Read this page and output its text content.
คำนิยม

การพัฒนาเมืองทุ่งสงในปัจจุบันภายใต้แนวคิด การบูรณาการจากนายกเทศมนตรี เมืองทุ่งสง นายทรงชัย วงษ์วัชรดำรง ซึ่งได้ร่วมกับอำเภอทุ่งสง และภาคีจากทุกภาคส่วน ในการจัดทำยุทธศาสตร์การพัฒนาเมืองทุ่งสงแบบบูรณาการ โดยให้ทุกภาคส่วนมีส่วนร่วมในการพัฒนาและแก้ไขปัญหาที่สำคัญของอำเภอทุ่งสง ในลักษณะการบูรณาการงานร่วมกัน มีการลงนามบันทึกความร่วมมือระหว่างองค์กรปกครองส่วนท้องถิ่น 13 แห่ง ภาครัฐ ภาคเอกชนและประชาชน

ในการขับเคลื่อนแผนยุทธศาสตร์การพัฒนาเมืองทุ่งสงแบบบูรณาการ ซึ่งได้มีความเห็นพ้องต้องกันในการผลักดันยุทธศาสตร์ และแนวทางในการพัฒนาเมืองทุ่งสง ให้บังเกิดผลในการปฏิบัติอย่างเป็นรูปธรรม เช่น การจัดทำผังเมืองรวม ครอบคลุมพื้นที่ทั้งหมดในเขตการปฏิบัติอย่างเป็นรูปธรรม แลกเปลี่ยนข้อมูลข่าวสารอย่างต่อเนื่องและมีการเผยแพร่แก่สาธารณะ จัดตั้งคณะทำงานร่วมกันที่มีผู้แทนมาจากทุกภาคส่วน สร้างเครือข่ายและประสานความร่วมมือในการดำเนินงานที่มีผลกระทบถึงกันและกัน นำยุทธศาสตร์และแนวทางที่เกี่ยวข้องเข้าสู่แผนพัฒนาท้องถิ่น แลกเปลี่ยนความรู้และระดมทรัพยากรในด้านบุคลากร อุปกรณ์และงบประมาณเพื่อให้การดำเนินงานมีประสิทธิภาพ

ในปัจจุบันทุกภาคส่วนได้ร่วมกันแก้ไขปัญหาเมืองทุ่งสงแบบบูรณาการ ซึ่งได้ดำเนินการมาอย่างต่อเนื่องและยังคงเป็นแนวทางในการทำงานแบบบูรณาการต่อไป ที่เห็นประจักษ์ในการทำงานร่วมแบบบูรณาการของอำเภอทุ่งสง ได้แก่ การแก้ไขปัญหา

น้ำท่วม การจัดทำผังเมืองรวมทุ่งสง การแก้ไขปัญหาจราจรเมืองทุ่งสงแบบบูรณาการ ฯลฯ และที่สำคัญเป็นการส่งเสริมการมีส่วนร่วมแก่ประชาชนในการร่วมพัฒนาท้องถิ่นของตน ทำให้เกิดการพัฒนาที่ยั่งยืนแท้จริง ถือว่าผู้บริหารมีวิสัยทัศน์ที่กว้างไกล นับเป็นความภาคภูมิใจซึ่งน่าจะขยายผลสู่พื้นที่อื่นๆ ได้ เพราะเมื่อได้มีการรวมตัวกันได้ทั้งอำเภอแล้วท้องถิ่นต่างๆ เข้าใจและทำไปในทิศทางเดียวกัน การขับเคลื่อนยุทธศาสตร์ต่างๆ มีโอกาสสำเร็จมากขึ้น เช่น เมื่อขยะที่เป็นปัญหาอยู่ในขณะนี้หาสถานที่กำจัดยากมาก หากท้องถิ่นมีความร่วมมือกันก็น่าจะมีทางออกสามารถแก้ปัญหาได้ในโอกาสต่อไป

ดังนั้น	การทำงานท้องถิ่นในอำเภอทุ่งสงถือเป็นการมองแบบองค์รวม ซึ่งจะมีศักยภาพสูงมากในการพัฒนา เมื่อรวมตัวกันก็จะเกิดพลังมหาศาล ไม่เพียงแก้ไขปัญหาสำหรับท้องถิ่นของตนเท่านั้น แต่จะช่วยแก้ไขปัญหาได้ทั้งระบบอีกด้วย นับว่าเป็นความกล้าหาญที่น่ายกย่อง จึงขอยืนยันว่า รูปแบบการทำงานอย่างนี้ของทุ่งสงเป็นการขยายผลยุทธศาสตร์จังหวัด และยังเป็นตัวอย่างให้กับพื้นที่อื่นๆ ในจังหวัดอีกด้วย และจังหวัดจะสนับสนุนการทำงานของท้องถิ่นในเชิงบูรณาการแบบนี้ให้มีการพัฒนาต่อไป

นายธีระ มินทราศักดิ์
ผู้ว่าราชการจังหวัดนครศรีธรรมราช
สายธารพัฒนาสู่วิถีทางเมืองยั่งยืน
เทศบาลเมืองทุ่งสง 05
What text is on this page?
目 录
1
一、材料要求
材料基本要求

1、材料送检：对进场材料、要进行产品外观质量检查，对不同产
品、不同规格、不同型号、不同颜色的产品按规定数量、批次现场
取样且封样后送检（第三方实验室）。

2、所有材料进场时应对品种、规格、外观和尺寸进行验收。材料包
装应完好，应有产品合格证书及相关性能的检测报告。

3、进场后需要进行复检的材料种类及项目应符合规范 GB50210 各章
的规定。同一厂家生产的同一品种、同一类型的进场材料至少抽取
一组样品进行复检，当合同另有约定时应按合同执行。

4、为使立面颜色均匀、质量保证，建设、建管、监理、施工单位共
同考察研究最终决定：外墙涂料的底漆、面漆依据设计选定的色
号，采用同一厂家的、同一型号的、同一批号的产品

::::::::

Write out all of the records above exactly as they appear.

Read this page and output its text content.
คำนิยม

การพัฒนาเมืองทุ่งสงในปัจจุบันภายใต้แนวคิด การบูรณาการจากนายกเทศมนตรี เมืองทุ่งสง นายทรงชัย วงษ์วัชรดำรง ซึ่งได้ร่วมกับอำเภอทุ่งสง และภาคีจากทุกภาคส่วน ในการจัดทำยุทธศาสตร์การพัฒนาเมืองทุ่งสงแบบบูรณาการ โดยให้ทุกภาคส่วนมีส่วนร่วมในการพัฒนาและแก้ไขปัญหาที่สำคัญของอำเภอทุ่งสง ในลักษณะการบูรณาการงานร่วมกัน มีการลงนามบันทึกความร่วมมือระหว่างองค์กรปกครองส่วนท้องถิ่น 13 แห่ง ภาครัฐ ภาคเอกชนและประชาชน

ในการขับเคลื่อนแผนยุทธศาสตร์การพัฒนาเมืองทุ่งสงแบบบูรณาการ ซึ่งได้มีความเห็นพ้องต้องกันในการผลักดันยุทธศาสตร์ และแนวทางในการพัฒนาเมืองทุ่งสง ให้บังเกิดผลในการปฏิบัติอย่างเป็นรูปธรรม เช่น การจัดทำผังเมืองรวม ครอบคลุมพื้นที่ทั้งหมดในเขตการปฏิบัติอย่างเป็นรูปธรรม แลกเปลี่ยนข้อมูลข่าวสารอย่างต่อเนื่องและมีการเผยแพร่แก่สาธารณะ จัดตั้งคณะทำงานร่วมกันที่มีผู้แทนมาจากทุกภาคส่วน สร้างเครือข่ายและประสานความร่วมมือในการดำเนินงานที่มีผลกระทบถึงกันและกัน นำยุทธศาสตร์และแนวทางที่เกี่ยวข้องเข้าสู่แผนพัฒนาท้องถิ่น แลกเปลี่ยนความรู้และระดมทรัพยากรในด้านบุคลากร อุปกรณ์และงบประมาณเพื่อให้การดำเนินงานมีประสิทธิภาพ

ในปัจจุบันทุกภาคส่วนได้ร่วมกันแก้ไขปัญหาเมืองทุ่งสงแบบบูรณาการ ซึ่งได้ดำเนินการมาอย่างต่อเนื่องและยังคงเป็นแนวทางในการทำงานแบบบูรณาการต่อไป ที่เห็นประจักษ์ในการทำงานร่วมแบบบูรณาการของอำเภอทุ่งสง ได้แก่ การแก้ไขปัญหา

น้ำท่วม การจัดทำผังเมืองรวมทุ่งสง การแก้ไขปัญหาจราจรเมืองทุ่งสงแบบบูรณาการ ฯลฯ และที่สำคัญเป็นการส่งเสริมการมีส่วนร่วมแก่ประชาชนในการร่วมพัฒนาท้องถิ่นของตน ทำให้เกิดการพัฒนาที่ยั่งยืนแท้จริง ถือว่าผู้บริหารมีวิสัยทัศน์ที่กว้างไกล นับเป็นความภาคภูมิใจซึ่งน่าจะขยายผลสู่พื้นที่อื่นๆ ได้ เพราะเมื่อได้มีการรวมตัวกันได้ทั้งอำเภอแล้วท้องถิ่นต่างๆ เข้าใจและทำไปในทิศทางเดียวกัน การขับเคลื่อนยุทธศาสตร์ต่างๆ มีโอกาสสำเร็จมากขึ้น เช่น เมื่อขยะที่เป็นปัญหาอยู่ในขณะนี้หาสถานที่กำจัดยากมาก หากท้องถิ่นมีความร่วมมือกันก็น่าจะมีทางออกสามารถแก้ปัญหาได้ในโอกาสต่อไป

ดังนั้น	การทำงานท้องถิ่นในอำเภอทุ่งสงถือเป็นการมองแบบองค์รวม ซึ่งจะมีศักยภาพสูงมากในการพัฒนา เมื่อรวมตัวกันก็จะเกิดพลังมหาศาล ไม่เพียงแก้ไขปัญหาสำหรับท้องถิ่นของตนเท่านั้น แต่จะช่วยแก้ไขปัญหาได้ทั้งระบบอีกด้วย นับว่าเป็นความกล้าหาญที่น่ายกย่อง จึงขอยืนยันว่า รูปแบบการทำงานอย่างนี้ของทุ่งสงเป็นการขยายผลยุทธศาสตร์จังหวัด และยังเป็นตัวอย่างให้กับพื้นที่อื่นๆ ในจังหวัดอีกด้วย และจังหวัดจะสนับสนุนการทำงานของท้องถิ่นในเชิงบูรณาการแบบนี้ให้มีการพัฒนาต่อไป

นายธีระ มินทราศักดิ์
ผู้ว่าราชการจังหวัดนครศรีธรรมราช
สายธารพัฒนาสู่วิถีทางเมืองยั่งยืน
เทศบาลเมืองทุ่งสง 05
What text is on this page?
目 录
1
一、材料要求
材料基本要求

1、材料送检：对进场材料、要进行产品外观质量检查，对不同产
品、不同规格、不同型号、不同颜色的产品按规定数量、批次现场
取样且封样后送检（第三方实验室）。

2、所有材料进场时应对品种、规格、外观和尺寸进行验收。材料包
装应完好，应有产品合格证书及相关性能的检测报告。

3、进场后需要进行复检的材料种类及项目应符合规范 GB50210 各章
的规定。同一厂家生产的同一品种、同一类型的进场材料至少抽取
一组样品进行复检，当合同另有约定时应按合同执行。

4、为使立面颜色均匀、质量保证，建设、建管、监理、施工单位共
同考察研究最终决定：外墙涂料的底漆、面漆依据设计选定的色
号，采用同一厂家的、同一型号的、同一批号的产品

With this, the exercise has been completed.